***** Extracted records
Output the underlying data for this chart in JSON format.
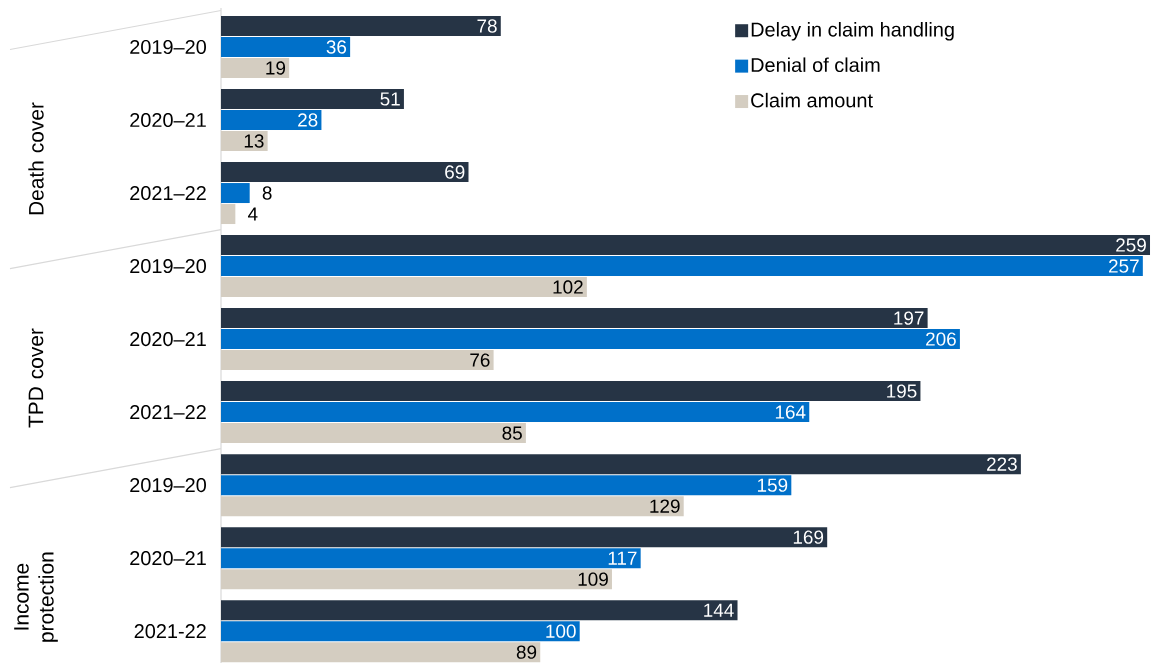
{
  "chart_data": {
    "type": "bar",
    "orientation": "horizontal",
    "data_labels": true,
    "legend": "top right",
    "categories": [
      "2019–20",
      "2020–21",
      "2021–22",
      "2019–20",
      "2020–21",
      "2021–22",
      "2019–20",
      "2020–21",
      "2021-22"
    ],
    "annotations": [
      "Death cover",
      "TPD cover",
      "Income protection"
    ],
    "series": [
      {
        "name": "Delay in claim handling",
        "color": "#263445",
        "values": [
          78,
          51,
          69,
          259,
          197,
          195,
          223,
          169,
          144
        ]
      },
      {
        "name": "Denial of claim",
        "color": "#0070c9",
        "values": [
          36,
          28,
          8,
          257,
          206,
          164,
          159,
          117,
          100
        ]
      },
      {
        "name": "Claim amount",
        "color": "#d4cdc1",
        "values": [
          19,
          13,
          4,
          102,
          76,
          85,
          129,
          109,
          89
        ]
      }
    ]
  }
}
**********
Copy every line of the data word for word, omitting the images.

Output the underlying data for this chart in JSON format.
{
  "chart_data": {
    "type": "bar",
    "orientation": "horizontal",
    "data_labels": true,
    "legend": "top right",
    "categories": [
      "2019–20",
      "2020–21",
      "2021–22",
      "2019–20",
      "2020–21",
      "2021–22",
      "2019–20",
      "2020–21",
      "2021-22"
    ],
    "annotations": [
      "Death cover",
      "TPD cover",
      "Income protection"
    ],
    "series": [
      {
        "name": "Delay in claim handling",
        "color": "#263445",
        "values": [
          78,
          51,
          69,
          259,
          197,
          195,
          223,
          169,
          144
        ]
      },
      {
        "name": "Denial of claim",
        "color": "#0070c9",
        "values": [
          36,
          28,
          8,
          257,
          206,
          164,
          159,
          117,
          100
        ]
      },
      {
        "name": "Claim amount",
        "color": "#d4cdc1",
        "values": [
          19,
          13,
          4,
          102,
          76,
          85,
          129,
          109,
          89
        ]
      }
    ]
  }
}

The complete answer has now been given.